### Exercise aim:
In the records below, find each line with the word "hjælperen" and copy it.

═══

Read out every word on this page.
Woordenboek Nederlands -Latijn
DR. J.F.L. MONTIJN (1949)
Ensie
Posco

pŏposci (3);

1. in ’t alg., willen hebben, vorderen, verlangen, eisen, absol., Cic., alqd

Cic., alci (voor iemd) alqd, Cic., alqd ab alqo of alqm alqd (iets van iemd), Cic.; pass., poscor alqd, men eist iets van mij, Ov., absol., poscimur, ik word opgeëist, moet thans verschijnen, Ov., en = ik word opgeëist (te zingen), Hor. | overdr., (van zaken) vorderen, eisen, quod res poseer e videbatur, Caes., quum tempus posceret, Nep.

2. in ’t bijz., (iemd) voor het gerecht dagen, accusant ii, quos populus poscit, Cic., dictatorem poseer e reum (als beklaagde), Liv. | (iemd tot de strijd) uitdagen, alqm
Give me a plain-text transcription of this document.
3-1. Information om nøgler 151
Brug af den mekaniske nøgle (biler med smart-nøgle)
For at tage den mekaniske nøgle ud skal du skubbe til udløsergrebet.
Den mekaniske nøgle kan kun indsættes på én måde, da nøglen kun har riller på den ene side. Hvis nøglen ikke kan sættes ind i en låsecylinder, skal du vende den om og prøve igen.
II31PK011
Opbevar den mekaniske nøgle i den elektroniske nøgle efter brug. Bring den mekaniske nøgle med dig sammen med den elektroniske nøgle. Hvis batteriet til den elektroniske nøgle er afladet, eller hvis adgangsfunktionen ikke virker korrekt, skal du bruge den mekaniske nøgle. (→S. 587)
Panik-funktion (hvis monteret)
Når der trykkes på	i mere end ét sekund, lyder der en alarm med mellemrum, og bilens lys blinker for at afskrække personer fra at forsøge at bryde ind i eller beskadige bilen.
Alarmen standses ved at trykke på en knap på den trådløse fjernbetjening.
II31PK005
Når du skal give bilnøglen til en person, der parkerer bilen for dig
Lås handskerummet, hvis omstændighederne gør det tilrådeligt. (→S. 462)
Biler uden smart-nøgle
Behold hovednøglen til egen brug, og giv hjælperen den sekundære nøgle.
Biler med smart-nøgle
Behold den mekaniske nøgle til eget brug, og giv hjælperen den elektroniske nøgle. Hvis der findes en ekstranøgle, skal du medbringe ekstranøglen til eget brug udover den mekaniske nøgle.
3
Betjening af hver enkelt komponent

═══

### Answer below:
Behold hovednøglen til egen brug, og giv hjælperen den sekundære nøgle.
Behold den mekaniske nøgle til eget brug, og giv hjælperen den elektroniske nøgle. Hvis der findes en ekstranøgle, skal du medbringe ekstranøglen til eget brug udover den mekaniske nøgle.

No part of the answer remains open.